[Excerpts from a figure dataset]
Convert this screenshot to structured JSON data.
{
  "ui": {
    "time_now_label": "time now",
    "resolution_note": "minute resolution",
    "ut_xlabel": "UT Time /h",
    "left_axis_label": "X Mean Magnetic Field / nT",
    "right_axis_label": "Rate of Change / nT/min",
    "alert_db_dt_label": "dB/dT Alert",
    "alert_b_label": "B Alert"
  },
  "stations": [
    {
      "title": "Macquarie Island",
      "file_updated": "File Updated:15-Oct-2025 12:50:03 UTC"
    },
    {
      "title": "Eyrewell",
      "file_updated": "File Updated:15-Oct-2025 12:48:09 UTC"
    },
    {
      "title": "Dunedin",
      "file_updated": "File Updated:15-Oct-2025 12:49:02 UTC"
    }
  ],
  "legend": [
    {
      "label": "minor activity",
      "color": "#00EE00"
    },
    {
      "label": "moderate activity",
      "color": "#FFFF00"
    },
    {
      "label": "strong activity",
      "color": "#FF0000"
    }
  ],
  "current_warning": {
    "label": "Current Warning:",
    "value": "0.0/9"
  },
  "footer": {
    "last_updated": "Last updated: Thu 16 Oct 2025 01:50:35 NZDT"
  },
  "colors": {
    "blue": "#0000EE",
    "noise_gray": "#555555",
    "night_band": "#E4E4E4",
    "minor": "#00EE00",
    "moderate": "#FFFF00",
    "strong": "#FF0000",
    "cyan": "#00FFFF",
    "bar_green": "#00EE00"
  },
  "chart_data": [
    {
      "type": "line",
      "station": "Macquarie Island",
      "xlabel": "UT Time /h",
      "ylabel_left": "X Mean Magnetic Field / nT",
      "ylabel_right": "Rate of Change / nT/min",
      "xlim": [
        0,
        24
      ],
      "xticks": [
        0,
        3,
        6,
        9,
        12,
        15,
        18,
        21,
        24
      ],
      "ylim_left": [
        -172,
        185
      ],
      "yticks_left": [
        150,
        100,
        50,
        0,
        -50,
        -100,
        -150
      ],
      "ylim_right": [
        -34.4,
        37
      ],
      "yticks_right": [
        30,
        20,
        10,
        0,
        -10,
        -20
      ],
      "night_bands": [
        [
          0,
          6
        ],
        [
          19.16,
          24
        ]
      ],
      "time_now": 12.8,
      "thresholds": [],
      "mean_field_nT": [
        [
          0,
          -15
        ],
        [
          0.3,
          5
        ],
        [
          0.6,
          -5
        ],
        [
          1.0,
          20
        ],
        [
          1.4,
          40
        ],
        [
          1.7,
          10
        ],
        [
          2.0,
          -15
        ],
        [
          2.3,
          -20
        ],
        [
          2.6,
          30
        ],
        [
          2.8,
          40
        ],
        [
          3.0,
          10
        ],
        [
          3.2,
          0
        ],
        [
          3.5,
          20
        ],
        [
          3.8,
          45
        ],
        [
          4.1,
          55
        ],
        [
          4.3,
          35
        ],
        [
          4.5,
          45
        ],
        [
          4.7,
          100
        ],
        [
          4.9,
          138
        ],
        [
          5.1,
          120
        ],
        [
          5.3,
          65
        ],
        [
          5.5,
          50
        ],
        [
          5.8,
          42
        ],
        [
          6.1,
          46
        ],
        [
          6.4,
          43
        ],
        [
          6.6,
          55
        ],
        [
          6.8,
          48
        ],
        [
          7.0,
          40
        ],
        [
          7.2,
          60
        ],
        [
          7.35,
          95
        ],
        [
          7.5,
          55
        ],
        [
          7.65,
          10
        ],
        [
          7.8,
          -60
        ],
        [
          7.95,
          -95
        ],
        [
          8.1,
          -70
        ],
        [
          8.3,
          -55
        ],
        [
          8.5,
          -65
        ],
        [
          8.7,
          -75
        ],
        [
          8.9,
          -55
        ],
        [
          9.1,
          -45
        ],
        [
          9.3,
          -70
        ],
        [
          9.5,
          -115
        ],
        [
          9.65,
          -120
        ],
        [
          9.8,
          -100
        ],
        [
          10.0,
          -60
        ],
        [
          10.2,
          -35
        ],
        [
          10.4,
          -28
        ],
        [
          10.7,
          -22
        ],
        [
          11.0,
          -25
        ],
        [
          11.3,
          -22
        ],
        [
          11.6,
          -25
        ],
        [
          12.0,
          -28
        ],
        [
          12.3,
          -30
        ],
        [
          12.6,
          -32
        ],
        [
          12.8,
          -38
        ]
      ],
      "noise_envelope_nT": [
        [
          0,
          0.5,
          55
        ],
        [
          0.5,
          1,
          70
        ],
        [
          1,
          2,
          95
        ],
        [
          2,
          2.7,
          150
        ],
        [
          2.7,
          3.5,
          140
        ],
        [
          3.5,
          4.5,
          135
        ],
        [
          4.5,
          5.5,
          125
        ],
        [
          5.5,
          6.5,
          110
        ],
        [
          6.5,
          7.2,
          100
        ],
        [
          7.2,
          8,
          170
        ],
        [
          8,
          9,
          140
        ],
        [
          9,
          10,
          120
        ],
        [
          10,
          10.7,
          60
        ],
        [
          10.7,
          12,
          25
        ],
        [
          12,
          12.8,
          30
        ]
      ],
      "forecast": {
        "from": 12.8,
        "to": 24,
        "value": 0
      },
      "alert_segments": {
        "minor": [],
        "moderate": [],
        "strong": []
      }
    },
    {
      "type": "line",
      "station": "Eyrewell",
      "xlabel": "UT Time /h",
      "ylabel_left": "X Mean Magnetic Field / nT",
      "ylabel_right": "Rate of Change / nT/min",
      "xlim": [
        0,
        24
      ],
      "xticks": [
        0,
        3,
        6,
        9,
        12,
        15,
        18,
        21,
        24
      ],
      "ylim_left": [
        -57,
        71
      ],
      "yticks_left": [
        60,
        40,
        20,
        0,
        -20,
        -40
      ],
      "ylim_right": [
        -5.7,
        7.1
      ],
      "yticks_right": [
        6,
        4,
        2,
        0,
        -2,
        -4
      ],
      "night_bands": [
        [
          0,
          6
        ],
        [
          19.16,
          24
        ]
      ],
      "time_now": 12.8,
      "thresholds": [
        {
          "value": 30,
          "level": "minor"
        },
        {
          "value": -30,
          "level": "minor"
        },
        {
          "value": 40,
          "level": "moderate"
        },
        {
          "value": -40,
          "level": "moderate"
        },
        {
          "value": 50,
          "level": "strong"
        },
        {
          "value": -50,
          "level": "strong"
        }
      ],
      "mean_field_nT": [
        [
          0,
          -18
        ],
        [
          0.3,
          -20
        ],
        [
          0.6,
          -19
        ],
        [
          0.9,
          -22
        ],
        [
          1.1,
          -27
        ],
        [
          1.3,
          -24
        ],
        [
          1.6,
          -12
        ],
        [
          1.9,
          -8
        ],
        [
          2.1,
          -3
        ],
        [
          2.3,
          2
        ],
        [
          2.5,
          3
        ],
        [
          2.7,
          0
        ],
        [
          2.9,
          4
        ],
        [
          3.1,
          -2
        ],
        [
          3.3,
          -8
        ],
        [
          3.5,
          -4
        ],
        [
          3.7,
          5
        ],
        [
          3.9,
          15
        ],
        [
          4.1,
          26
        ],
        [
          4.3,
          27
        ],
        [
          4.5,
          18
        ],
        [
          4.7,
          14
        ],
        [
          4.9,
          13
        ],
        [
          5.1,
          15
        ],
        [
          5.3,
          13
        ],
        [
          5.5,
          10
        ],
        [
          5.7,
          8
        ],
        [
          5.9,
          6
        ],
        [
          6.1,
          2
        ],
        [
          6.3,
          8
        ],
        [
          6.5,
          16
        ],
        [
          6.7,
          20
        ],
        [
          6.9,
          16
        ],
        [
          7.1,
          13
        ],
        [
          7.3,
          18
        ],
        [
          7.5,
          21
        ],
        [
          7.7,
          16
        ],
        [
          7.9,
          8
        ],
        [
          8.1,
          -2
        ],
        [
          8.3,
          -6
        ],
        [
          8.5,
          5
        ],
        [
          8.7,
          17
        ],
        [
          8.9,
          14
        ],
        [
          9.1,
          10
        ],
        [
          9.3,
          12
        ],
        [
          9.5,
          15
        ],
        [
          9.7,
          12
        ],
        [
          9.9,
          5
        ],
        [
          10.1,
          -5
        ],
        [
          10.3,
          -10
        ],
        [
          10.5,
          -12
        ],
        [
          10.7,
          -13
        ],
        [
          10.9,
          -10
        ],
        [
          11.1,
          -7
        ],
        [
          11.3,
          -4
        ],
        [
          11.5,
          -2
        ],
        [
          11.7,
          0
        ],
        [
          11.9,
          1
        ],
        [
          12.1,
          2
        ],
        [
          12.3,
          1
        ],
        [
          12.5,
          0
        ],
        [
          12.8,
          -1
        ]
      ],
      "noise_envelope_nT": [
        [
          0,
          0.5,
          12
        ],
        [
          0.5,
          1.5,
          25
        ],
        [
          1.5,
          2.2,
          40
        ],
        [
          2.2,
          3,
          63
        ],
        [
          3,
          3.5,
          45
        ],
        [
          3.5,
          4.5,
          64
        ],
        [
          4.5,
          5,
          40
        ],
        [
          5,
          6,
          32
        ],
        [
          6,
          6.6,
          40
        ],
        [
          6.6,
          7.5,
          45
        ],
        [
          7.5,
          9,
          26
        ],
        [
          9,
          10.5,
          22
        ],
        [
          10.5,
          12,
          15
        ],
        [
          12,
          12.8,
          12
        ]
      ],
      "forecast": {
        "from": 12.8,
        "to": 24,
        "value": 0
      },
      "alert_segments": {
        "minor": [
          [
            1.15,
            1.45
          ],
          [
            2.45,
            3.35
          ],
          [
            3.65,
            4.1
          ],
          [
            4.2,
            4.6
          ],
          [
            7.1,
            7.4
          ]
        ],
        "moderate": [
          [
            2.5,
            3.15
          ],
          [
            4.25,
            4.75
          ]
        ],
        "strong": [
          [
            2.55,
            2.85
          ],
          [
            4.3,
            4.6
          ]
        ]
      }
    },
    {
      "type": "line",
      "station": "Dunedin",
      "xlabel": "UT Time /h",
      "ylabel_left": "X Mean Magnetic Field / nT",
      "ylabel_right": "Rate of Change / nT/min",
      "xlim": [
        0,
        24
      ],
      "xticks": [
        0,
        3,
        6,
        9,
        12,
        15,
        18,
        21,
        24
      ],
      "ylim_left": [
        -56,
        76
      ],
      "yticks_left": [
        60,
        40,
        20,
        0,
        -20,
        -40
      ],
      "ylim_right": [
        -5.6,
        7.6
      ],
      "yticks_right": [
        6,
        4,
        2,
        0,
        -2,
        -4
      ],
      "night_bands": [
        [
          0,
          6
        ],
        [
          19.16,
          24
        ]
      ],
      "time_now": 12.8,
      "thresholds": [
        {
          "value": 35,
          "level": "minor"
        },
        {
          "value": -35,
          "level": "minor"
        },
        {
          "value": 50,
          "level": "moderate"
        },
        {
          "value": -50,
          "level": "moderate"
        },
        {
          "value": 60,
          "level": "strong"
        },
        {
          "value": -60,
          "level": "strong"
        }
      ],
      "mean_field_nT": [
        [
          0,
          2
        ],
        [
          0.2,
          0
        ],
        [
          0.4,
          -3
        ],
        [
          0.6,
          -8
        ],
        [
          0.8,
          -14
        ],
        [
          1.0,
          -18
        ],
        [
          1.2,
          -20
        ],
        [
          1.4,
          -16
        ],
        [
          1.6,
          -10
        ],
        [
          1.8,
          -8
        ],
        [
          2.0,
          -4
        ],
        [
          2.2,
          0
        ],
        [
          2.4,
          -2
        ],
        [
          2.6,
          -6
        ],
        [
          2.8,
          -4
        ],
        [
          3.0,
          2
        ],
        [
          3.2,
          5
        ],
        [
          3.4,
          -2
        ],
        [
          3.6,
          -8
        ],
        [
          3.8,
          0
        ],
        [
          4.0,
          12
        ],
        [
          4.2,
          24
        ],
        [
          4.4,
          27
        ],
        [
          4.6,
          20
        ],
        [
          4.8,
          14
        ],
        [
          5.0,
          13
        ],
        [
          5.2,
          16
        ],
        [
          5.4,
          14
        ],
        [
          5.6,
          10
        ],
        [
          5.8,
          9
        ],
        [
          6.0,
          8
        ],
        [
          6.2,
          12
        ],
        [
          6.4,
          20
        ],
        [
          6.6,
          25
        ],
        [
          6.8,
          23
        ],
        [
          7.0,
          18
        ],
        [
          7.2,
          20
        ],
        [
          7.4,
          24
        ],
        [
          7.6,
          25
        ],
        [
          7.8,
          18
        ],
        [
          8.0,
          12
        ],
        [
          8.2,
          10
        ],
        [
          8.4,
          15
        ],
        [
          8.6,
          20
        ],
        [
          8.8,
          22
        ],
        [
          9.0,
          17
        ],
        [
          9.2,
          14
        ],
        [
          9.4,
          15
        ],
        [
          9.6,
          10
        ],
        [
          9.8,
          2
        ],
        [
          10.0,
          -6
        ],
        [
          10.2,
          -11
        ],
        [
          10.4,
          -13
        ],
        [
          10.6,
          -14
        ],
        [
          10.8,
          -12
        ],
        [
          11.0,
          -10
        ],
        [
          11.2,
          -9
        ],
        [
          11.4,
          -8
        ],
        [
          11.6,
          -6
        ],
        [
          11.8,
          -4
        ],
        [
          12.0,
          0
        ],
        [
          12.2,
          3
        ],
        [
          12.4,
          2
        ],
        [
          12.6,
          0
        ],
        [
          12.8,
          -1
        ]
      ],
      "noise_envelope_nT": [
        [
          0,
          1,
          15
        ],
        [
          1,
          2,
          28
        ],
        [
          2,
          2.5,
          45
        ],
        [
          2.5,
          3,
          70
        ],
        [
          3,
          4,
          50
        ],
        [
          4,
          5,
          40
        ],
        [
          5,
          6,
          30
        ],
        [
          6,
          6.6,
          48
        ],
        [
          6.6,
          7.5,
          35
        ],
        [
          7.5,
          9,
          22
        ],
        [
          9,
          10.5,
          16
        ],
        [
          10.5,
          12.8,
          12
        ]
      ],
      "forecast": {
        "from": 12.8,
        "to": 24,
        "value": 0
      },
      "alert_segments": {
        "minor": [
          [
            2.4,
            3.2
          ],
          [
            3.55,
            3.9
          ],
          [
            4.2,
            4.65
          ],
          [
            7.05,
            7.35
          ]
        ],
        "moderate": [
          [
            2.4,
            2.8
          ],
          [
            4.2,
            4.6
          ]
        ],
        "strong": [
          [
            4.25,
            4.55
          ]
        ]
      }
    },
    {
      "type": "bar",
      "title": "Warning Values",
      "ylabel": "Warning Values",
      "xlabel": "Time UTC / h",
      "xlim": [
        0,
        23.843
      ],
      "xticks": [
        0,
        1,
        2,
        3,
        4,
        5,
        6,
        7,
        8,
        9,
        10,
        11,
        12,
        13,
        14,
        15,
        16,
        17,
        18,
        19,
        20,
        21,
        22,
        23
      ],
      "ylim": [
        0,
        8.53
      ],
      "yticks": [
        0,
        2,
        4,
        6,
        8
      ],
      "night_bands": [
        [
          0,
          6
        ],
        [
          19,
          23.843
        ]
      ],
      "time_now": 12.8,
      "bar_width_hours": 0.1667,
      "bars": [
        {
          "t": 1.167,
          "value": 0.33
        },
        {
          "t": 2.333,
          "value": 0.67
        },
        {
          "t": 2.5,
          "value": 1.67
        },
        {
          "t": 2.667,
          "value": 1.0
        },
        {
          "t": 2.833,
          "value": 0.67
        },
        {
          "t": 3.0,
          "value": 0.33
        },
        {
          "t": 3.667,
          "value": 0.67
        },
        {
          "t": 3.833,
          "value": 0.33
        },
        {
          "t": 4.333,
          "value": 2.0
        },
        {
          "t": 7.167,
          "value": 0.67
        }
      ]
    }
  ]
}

DIRECTIVE —
Find each line holding "title". Copy it out.

RESULT OF THIS EXERCISE —
      "title": "Macquarie Island",
      "title": "Eyrewell",
      "title": "Dunedin",
      "title": "Warning Values",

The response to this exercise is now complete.